> _EXTRACTED DATA_:
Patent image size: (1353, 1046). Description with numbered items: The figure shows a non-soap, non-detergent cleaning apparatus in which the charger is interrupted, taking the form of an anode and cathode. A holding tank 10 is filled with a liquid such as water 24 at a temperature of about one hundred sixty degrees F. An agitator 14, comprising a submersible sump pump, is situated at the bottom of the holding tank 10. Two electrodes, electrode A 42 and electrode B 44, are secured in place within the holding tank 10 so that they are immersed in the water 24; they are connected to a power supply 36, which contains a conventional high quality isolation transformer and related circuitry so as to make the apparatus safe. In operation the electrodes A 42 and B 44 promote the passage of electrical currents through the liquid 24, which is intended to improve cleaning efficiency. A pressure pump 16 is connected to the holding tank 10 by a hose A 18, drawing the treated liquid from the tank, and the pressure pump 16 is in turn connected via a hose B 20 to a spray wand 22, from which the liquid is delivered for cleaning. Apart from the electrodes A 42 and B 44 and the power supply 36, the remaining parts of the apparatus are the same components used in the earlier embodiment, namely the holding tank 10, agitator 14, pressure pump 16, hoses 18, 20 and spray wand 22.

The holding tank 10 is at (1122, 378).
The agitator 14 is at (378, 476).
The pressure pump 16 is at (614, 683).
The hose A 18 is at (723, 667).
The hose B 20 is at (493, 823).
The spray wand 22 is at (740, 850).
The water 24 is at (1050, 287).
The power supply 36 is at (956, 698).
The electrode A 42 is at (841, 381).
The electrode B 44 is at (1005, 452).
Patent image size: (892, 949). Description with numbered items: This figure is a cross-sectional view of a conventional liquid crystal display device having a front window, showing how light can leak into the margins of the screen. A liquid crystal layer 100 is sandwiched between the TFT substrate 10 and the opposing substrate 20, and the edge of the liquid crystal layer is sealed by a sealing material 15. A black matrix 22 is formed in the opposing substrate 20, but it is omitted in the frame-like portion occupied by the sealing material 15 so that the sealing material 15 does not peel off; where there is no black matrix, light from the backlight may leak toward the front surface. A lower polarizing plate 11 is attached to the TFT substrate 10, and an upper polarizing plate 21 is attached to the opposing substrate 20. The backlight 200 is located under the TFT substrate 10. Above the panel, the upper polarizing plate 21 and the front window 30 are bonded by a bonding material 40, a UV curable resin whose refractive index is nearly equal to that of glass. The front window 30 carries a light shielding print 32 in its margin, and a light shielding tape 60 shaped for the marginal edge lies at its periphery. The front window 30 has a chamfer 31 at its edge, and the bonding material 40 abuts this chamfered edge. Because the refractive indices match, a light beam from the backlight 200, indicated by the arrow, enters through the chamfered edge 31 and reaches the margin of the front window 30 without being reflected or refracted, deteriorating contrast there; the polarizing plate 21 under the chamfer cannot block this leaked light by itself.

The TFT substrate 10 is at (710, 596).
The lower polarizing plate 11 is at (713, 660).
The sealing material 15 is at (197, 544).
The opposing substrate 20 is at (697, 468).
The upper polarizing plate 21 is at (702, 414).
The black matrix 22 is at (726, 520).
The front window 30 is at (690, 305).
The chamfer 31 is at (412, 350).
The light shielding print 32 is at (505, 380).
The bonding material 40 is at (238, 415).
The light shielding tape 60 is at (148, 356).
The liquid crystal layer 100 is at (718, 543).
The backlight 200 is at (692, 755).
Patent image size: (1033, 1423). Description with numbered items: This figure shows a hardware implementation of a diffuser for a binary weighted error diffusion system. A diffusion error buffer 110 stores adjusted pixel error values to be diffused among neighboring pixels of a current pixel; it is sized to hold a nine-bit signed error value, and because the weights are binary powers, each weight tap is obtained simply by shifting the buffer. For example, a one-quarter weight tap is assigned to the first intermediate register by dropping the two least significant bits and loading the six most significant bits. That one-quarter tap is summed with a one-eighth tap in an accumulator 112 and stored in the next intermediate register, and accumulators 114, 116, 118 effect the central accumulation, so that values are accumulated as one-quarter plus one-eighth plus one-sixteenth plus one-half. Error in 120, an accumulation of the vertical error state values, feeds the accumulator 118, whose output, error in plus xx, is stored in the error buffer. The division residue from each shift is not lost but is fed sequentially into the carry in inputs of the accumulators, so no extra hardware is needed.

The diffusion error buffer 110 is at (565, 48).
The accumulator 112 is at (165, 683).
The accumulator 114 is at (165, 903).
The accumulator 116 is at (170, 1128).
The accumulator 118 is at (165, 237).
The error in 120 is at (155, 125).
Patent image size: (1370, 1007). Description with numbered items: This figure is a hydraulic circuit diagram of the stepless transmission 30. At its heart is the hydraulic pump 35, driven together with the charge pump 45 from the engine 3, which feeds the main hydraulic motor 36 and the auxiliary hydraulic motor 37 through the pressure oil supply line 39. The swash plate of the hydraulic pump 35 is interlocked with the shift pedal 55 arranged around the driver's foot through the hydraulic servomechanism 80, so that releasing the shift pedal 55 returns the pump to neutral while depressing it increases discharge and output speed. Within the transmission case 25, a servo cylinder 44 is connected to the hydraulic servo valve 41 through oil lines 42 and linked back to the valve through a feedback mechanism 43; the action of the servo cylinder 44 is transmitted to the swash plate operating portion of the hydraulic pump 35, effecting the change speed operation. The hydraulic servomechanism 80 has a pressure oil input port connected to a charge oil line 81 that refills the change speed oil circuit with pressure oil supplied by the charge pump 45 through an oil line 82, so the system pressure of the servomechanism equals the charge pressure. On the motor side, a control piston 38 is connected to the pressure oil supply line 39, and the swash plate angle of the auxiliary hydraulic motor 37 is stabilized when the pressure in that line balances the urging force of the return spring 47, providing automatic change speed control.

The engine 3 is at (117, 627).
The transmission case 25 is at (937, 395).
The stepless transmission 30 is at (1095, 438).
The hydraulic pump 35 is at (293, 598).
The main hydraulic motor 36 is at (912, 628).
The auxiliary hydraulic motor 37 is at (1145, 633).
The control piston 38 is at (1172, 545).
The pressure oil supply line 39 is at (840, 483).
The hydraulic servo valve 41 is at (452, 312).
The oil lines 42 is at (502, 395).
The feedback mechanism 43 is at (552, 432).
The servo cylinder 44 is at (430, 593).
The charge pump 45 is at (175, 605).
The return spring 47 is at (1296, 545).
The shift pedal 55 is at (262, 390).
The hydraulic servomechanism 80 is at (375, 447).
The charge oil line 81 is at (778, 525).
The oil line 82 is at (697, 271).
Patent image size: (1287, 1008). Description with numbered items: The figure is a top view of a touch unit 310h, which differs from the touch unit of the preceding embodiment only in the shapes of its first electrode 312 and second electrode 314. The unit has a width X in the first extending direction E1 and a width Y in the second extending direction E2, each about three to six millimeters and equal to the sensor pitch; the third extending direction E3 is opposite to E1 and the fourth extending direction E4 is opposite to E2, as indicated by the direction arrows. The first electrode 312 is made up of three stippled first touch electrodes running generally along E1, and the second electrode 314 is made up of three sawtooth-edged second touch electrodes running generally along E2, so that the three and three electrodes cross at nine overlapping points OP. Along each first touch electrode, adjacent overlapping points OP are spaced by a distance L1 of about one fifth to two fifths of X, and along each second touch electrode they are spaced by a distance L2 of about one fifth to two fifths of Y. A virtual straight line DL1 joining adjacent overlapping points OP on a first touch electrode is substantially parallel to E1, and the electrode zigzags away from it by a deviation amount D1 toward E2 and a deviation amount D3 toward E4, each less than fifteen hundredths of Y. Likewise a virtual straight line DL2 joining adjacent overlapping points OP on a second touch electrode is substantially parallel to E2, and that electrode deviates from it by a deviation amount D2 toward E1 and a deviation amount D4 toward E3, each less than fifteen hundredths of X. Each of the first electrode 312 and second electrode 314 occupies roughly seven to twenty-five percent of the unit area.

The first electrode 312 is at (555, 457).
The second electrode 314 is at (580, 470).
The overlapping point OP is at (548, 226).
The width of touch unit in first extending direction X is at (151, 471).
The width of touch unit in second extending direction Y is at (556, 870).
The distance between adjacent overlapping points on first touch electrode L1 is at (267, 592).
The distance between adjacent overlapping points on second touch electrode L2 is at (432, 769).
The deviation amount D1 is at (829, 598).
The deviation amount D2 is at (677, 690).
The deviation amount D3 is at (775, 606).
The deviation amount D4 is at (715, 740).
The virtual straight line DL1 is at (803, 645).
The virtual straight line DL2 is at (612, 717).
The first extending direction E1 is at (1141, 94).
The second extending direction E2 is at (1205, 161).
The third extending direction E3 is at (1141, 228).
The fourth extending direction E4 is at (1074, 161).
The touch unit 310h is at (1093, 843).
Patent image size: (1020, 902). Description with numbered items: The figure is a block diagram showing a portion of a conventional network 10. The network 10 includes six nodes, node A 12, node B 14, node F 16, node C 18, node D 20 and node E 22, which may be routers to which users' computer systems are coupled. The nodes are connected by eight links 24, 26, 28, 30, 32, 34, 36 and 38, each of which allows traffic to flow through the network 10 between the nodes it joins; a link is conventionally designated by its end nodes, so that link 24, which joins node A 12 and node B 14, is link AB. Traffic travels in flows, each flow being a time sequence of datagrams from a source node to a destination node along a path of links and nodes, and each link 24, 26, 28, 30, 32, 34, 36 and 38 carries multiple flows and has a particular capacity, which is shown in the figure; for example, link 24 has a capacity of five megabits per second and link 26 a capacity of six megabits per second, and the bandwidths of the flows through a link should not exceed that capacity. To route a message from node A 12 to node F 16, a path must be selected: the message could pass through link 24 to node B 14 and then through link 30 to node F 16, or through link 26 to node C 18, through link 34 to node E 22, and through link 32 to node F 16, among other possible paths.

> _INSTRUCTIONS TO FOLLOW_:
Extract the lines above, from the line holding "Patent image size: (1033, 1423)." through the line holding "The accumulator 114 is at (165, 903).", inclusive, and reproduce them without change.

> _THE SOLUTION_:
Patent image size: (1033, 1423). Description with numbered items: This figure shows a hardware implementation of a diffuser for a binary weighted error diffusion system. A diffusion error buffer 110 stores adjusted pixel error values to be diffused among neighboring pixels of a current pixel; it is sized to hold a nine-bit signed error value, and because the weights are binary powers, each weight tap is obtained simply by shifting the buffer. For example, a one-quarter weight tap is assigned to the first intermediate register by dropping the two least significant bits and loading the six most significant bits. That one-quarter tap is summed with a one-eighth tap in an accumulator 112 and stored in the next intermediate register, and accumulators 114, 116, 118 effect the central accumulation, so that values are accumulated as one-quarter plus one-eighth plus one-sixteenth plus one-half. Error in 120, an accumulation of the vertical error state values, feeds the accumulator 118, whose output, error in plus xx, is stored in the error buffer. The division residue from each shift is not lost but is fed sequentially into the carry in inputs of the accumulators, so no extra hardware is needed.

The diffusion error buffer 110 is at (565, 48).
The accumulator 112 is at (165, 683).
The accumulator 114 is at (165, 903).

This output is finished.